======== TASK MATERIAL ========

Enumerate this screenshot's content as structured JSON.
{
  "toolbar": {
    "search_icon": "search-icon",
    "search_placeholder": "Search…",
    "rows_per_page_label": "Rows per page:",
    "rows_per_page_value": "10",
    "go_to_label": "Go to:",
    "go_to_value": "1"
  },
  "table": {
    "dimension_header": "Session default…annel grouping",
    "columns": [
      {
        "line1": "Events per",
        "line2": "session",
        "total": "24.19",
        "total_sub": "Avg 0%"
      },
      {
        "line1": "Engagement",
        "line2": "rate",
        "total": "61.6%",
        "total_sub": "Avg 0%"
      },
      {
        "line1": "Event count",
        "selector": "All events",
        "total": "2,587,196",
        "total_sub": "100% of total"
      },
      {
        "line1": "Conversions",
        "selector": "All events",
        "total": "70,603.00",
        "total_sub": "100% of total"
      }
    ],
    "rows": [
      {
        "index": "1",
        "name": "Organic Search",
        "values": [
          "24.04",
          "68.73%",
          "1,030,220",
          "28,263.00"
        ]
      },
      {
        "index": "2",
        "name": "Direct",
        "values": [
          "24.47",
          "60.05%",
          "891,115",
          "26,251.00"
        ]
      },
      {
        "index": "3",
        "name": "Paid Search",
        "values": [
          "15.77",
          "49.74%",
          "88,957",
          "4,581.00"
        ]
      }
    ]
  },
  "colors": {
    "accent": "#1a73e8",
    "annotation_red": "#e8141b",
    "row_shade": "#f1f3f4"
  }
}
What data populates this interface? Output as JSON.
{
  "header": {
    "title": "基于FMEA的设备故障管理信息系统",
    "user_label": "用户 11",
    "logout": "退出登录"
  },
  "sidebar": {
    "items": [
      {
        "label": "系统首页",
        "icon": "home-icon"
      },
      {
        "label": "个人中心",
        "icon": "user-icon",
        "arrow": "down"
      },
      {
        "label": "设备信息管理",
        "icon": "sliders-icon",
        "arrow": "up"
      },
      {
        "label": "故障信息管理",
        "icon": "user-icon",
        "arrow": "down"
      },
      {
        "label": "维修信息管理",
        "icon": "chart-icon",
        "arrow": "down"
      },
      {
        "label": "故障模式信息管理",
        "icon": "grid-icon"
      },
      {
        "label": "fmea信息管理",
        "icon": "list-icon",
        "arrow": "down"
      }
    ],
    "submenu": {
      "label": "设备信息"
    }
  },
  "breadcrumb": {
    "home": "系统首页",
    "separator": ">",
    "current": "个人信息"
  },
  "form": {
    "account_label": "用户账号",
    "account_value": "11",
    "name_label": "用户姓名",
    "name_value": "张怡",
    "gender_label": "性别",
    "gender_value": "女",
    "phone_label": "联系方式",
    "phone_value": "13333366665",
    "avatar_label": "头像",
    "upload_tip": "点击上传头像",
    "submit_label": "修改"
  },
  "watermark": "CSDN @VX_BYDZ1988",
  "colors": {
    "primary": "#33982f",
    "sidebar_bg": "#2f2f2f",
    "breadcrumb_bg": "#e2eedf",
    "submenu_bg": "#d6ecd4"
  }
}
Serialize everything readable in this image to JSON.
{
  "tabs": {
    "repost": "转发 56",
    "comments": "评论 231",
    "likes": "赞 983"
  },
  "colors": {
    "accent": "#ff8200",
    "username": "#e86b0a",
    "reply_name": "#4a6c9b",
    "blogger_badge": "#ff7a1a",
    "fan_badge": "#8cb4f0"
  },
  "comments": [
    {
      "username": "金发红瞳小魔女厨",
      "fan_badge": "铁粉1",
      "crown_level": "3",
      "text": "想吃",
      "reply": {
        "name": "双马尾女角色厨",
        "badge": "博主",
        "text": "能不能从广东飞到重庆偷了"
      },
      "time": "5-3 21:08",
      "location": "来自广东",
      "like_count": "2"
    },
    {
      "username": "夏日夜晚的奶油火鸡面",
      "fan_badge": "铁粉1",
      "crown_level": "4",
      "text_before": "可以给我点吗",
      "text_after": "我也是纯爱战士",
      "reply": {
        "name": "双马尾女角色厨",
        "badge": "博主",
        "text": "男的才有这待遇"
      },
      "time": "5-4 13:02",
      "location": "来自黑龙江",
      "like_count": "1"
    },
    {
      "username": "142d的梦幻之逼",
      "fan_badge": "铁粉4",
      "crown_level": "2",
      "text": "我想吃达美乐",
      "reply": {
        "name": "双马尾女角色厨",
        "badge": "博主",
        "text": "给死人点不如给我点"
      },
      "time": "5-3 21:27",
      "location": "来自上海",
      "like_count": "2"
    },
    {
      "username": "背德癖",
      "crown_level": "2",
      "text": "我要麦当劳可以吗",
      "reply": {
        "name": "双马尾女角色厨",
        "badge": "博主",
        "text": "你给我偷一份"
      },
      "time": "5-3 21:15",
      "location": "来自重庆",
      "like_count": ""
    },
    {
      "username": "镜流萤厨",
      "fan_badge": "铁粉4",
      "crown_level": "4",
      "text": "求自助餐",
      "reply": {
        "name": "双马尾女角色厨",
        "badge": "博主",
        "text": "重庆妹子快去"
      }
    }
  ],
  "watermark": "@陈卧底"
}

========

§ TASK DETAILS
Write down every line of the data above that includes the string "icon".

§ RESPONSE TO THIS EXERCISE
    "search_icon": "search-icon",
        "icon": "home-icon"
        "icon": "user-icon",
        "icon": "sliders-icon",
        "icon": "user-icon",
        "icon": "chart-icon",
        "icon": "grid-icon"
        "icon": "list-icon",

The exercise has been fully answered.